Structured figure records
....

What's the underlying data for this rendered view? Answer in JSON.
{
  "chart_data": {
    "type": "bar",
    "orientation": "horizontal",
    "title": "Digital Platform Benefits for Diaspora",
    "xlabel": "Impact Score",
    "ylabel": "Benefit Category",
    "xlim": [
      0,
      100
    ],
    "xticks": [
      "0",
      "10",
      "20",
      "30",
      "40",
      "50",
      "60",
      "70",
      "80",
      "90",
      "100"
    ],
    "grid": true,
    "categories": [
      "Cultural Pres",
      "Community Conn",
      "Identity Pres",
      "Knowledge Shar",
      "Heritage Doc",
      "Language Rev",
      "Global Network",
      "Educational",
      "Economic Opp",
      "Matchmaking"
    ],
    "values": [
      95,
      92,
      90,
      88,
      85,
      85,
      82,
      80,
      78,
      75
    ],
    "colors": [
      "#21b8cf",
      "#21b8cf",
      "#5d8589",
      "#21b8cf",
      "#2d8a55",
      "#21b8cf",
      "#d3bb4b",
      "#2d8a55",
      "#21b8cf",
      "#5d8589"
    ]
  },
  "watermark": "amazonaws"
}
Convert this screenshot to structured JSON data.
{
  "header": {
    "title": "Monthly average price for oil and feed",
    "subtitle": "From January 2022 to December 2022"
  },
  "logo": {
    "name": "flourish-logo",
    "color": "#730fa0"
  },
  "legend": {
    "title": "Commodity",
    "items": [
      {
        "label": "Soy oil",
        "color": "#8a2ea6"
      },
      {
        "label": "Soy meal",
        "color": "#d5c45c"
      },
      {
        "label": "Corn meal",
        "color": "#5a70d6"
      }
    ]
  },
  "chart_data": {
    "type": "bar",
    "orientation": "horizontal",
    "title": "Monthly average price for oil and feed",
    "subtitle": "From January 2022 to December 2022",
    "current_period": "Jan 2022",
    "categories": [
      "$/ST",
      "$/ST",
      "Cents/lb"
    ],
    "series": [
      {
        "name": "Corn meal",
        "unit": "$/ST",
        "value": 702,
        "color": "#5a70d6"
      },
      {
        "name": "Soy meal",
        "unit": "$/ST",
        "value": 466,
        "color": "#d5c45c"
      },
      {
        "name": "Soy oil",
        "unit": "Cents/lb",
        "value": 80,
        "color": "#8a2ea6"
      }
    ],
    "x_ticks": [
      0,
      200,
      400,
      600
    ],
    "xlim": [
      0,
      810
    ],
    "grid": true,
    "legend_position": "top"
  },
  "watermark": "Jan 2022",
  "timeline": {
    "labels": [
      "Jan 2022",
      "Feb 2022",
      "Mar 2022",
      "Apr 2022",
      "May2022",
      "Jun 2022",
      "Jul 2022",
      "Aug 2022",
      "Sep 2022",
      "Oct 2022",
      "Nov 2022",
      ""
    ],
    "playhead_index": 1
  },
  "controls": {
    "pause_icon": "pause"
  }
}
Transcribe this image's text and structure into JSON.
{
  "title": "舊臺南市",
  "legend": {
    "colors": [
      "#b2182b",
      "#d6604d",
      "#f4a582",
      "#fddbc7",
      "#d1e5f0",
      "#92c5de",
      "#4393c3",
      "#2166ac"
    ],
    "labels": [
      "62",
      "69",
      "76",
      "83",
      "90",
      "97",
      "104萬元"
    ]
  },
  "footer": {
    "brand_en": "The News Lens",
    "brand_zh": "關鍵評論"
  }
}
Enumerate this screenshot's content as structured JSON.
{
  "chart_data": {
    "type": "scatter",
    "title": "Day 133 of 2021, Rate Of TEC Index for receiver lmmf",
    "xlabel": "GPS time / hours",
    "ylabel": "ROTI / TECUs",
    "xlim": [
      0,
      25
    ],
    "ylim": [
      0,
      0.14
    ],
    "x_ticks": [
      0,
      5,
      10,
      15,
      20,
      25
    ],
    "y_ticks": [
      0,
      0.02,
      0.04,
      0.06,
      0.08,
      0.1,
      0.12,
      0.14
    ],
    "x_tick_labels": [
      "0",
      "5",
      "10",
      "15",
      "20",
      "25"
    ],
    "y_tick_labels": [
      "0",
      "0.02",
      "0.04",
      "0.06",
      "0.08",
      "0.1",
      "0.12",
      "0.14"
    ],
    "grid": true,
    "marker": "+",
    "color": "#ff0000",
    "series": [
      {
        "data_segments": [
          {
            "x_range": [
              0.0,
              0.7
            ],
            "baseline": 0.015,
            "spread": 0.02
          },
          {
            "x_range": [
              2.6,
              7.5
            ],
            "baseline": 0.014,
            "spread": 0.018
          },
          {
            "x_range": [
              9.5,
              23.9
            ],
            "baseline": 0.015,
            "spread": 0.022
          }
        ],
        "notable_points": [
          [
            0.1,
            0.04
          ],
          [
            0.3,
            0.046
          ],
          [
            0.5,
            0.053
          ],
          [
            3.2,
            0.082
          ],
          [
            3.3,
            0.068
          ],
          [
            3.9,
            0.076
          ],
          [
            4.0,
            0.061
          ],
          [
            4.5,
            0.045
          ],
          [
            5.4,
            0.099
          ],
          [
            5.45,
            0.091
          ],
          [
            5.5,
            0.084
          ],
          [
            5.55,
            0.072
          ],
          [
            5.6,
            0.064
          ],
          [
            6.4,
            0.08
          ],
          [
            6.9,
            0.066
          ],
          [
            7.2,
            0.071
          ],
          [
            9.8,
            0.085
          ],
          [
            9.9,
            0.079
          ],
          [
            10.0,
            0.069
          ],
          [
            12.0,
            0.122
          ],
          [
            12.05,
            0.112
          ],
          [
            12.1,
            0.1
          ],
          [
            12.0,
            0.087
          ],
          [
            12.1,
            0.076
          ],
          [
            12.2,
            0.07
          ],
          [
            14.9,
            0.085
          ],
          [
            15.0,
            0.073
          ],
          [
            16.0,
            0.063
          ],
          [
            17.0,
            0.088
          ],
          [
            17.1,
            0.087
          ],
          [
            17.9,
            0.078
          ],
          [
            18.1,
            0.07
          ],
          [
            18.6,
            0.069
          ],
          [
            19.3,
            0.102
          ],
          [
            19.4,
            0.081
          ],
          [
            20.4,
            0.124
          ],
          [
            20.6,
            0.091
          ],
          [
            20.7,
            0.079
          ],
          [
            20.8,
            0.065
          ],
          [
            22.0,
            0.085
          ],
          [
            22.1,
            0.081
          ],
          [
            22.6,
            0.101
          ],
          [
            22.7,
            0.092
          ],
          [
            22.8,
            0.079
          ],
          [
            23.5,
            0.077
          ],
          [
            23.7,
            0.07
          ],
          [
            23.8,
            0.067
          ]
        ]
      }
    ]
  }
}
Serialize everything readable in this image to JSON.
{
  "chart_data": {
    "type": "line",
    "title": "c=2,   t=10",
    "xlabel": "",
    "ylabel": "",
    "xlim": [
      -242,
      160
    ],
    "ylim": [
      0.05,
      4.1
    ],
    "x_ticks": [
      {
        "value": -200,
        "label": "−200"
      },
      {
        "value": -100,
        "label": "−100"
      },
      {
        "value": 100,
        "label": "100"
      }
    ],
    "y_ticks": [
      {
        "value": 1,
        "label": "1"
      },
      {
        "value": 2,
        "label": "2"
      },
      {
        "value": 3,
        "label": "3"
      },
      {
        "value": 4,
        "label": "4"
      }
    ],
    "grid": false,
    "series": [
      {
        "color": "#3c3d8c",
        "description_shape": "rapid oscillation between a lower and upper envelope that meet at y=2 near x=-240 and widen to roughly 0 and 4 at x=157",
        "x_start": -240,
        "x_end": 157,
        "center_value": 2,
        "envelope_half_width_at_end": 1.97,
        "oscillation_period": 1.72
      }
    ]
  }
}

....

# SET PROBLEM
Take the line that contains "Serialize everything readable" and every line after it through the end of the listing above, and repeat them exactly.

# CORRECT ANSWER
Serialize everything readable in this image to JSON.
{
  "chart_data": {
    "type": "line",
    "title": "c=2,   t=10",
    "xlabel": "",
    "ylabel": "",
    "xlim": [
      -242,
      160
    ],
    "ylim": [
      0.05,
      4.1
    ],
    "x_ticks": [
      {
        "value": -200,
        "label": "−200"
      },
      {
        "value": -100,
        "label": "−100"
      },
      {
        "value": 100,
        "label": "100"
      }
    ],
    "y_ticks": [
      {
        "value": 1,
        "label": "1"
      },
      {
        "value": 2,
        "label": "2"
      },
      {
        "value": 3,
        "label": "3"
      },
      {
        "value": 4,
        "label": "4"
      }
    ],
    "grid": false,
    "series": [
      {
        "color": "#3c3d8c",
        "description_shape": "rapid oscillation between a lower and upper envelope that meet at y=2 near x=-240 and widen to roughly 0 and 4 at x=157",
        "x_start": -240,
        "x_end": 157,
        "center_value": 2,
        "envelope_half_width_at_end": 1.97,
        "oscillation_period": 1.72
      }
    ]
  }
}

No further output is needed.